Identify each line in the records below that contains the word "SARMIENTO", and copy it.
Start of Material
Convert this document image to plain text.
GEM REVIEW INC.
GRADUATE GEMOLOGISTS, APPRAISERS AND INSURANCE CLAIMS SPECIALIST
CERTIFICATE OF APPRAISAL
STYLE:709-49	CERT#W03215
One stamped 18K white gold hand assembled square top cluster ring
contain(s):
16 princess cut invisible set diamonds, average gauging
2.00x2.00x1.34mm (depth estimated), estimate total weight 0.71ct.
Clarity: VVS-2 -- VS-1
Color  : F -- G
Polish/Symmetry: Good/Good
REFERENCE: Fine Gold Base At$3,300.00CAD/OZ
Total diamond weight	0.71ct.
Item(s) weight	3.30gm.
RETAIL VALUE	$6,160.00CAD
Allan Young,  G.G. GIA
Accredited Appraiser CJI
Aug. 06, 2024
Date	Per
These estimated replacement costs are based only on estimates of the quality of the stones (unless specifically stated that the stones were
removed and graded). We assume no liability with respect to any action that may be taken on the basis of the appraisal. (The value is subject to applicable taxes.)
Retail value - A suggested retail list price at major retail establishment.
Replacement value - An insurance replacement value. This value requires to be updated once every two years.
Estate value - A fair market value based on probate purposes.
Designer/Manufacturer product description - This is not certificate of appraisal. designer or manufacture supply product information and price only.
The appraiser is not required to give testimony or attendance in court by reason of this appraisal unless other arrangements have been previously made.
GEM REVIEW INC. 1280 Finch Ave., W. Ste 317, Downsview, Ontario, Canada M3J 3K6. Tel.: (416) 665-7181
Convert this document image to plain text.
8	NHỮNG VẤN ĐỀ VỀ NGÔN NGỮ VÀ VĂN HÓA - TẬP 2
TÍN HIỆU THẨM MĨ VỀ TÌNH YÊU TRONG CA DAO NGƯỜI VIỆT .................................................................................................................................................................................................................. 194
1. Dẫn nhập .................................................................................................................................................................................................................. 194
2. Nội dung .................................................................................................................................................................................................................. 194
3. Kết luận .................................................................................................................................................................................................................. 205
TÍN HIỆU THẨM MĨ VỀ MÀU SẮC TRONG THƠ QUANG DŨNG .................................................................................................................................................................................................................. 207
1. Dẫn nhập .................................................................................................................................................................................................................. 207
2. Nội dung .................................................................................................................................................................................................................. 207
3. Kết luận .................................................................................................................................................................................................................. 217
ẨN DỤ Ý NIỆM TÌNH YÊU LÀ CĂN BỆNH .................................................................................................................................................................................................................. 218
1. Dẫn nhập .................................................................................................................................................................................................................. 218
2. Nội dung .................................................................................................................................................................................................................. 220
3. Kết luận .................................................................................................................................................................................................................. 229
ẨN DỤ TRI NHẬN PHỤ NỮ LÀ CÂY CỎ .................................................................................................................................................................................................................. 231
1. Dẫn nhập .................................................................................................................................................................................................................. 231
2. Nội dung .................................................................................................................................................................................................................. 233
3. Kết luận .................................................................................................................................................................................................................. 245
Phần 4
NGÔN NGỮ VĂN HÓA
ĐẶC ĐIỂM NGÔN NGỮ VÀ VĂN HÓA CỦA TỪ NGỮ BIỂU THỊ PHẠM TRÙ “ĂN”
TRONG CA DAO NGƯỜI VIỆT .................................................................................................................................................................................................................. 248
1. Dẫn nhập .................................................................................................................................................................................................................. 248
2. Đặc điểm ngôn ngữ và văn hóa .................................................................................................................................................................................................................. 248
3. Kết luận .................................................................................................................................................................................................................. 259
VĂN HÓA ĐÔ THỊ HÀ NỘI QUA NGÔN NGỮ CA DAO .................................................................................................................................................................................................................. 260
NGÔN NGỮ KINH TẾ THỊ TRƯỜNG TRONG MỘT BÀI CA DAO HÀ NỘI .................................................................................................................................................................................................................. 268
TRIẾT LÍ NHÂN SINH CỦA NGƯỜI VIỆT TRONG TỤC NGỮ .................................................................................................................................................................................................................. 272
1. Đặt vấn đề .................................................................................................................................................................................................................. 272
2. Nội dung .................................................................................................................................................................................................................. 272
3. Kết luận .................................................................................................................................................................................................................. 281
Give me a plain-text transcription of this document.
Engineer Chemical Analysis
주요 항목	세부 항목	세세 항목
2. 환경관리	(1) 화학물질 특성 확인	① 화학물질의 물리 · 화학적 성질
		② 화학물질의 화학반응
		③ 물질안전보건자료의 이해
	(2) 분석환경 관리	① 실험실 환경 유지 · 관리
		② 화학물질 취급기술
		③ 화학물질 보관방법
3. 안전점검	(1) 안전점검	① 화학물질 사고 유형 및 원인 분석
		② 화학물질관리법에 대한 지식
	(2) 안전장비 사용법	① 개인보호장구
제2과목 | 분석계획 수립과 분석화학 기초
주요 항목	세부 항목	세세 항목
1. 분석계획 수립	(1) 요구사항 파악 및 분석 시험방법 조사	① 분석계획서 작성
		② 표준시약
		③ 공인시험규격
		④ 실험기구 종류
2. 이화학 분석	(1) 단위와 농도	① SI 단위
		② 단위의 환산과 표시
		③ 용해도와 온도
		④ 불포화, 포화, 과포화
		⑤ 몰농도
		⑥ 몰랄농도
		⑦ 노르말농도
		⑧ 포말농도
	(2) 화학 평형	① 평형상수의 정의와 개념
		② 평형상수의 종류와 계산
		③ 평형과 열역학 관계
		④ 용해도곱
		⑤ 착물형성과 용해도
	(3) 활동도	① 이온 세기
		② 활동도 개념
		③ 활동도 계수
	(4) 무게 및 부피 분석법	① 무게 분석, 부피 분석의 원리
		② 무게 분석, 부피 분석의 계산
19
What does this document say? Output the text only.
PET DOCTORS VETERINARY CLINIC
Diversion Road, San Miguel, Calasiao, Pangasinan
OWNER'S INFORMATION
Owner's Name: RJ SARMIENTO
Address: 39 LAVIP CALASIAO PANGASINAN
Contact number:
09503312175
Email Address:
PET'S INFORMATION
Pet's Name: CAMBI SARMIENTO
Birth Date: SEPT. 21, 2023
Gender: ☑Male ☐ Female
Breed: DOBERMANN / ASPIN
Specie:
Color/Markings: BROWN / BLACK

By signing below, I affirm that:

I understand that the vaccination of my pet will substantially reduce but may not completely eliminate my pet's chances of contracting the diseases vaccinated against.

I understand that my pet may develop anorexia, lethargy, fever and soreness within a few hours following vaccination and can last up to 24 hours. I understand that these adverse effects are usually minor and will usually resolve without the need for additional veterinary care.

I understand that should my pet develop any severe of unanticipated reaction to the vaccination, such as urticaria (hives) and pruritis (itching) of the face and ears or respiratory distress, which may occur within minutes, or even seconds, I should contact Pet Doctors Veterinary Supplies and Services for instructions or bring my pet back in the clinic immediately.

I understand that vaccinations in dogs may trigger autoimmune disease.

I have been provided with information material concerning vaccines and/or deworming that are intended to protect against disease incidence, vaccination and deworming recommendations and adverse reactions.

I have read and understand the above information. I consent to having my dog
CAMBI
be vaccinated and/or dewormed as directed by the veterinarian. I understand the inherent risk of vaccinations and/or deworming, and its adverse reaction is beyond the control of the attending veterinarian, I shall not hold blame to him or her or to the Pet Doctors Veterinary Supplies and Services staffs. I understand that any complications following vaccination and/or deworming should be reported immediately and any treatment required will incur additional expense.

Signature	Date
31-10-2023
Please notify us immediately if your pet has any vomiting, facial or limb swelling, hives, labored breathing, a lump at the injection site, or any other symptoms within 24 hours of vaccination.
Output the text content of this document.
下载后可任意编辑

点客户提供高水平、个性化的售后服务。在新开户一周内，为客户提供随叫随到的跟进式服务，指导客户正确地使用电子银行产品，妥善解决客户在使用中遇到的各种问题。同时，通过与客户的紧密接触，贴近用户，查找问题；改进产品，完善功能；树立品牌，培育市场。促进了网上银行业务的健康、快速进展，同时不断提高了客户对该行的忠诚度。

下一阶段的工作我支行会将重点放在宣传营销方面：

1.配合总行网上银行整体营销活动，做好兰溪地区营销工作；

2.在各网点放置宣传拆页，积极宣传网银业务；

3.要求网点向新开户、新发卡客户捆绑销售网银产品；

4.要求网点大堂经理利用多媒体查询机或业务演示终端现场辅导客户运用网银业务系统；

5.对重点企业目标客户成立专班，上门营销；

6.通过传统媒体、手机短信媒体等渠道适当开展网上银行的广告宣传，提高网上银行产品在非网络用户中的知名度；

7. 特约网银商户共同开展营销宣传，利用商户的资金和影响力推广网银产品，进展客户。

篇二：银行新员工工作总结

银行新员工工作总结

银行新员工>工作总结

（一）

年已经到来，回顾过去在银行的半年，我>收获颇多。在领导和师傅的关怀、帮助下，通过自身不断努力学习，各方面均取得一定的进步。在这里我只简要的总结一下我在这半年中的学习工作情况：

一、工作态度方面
End of Material
Exercise answer:
Owner's Name: RJ SARMIENTO
Pet's Name: CAMBI SARMIENTO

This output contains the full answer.